[Dataset items]
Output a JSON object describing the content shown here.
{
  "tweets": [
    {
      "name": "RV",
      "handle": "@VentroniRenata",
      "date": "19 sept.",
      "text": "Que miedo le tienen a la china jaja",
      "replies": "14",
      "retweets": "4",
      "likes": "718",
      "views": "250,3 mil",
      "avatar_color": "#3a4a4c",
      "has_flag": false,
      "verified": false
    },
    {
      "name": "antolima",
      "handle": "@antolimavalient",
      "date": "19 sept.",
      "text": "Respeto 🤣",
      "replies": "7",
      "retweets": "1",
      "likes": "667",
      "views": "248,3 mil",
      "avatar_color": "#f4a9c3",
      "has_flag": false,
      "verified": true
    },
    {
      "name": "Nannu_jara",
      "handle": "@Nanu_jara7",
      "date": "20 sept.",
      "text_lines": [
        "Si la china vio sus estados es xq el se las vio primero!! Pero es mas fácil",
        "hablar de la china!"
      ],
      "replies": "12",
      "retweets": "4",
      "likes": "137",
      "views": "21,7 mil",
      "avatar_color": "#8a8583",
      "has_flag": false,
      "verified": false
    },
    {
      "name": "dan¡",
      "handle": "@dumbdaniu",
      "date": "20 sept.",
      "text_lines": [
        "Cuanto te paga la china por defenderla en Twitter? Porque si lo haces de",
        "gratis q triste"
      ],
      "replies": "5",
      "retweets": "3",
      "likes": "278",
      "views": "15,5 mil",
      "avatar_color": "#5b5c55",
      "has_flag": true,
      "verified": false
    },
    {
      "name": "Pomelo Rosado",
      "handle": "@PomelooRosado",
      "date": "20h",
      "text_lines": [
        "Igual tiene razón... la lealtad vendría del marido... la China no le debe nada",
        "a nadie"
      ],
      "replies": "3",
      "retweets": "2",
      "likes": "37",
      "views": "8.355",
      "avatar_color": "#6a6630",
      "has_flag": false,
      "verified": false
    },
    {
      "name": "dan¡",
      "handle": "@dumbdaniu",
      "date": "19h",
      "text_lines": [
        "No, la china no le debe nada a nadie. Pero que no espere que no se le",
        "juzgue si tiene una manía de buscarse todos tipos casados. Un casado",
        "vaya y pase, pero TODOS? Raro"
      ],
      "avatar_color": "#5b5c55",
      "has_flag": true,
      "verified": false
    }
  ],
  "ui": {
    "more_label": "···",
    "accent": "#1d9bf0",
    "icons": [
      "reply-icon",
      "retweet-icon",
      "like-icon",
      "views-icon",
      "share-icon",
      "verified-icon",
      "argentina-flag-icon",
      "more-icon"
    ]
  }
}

◆ Exercise brief: Extract each record, keeping it identical to the original.

◆ Result of this task:
Output a JSON object describing the content shown here.
{
  "tweets": [
    {
      "name": "RV",
      "handle": "@VentroniRenata",
      "date": "19 sept.",
      "text": "Que miedo le tienen a la china jaja",
      "replies": "14",
      "retweets": "4",
      "likes": "718",
      "views": "250,3 mil",
      "avatar_color": "#3a4a4c",
      "has_flag": false,
      "verified": false
    },
    {
      "name": "antolima",
      "handle": "@antolimavalient",
      "date": "19 sept.",
      "text": "Respeto 🤣",
      "replies": "7",
      "retweets": "1",
      "likes": "667",
      "views": "248,3 mil",
      "avatar_color": "#f4a9c3",
      "has_flag": false,
      "verified": true
    },
    {
      "name": "Nannu_jara",
      "handle": "@Nanu_jara7",
      "date": "20 sept.",
      "text_lines": [
        "Si la china vio sus estados es xq el se las vio primero!! Pero es mas fácil",
        "hablar de la china!"
      ],
      "replies": "12",
      "retweets": "4",
      "likes": "137",
      "views": "21,7 mil",
      "avatar_color": "#8a8583",
      "has_flag": false,
      "verified": false
    },
    {
      "name": "dan¡",
      "handle": "@dumbdaniu",
      "date": "20 sept.",
      "text_lines": [
        "Cuanto te paga la china por defenderla en Twitter? Porque si lo haces de",
        "gratis q triste"
      ],
      "replies": "5",
      "retweets": "3",
      "likes": "278",
      "views": "15,5 mil",
      "avatar_color": "#5b5c55",
      "has_flag": true,
      "verified": false
    },
    {
      "name": "Pomelo Rosado",
      "handle": "@PomelooRosado",
      "date": "20h",
      "text_lines": [
        "Igual tiene razón... la lealtad vendría del marido... la China no le debe nada",
        "a nadie"
      ],
      "replies": "3",
      "retweets": "2",
      "likes": "37",
      "views": "8.355",
      "avatar_color": "#6a6630",
      "has_flag": false,
      "verified": false
    },
    {
      "name": "dan¡",
      "handle": "@dumbdaniu",
      "date": "19h",
      "text_lines": [
        "No, la china no le debe nada a nadie. Pero que no espere que no se le",
        "juzgue si tiene una manía de buscarse todos tipos casados. Un casado",
        "vaya y pase, pero TODOS? Raro"
      ],
      "avatar_color": "#5b5c55",
      "has_flag": true,
      "verified": false
    }
  ],
  "ui": {
    "more_label": "···",
    "accent": "#1d9bf0",
    "icons": [
      "reply-icon",
      "retweet-icon",
      "like-icon",
      "views-icon",
      "share-icon",
      "verified-icon",
      "argentina-flag-icon",
      "more-icon"
    ]
  }
}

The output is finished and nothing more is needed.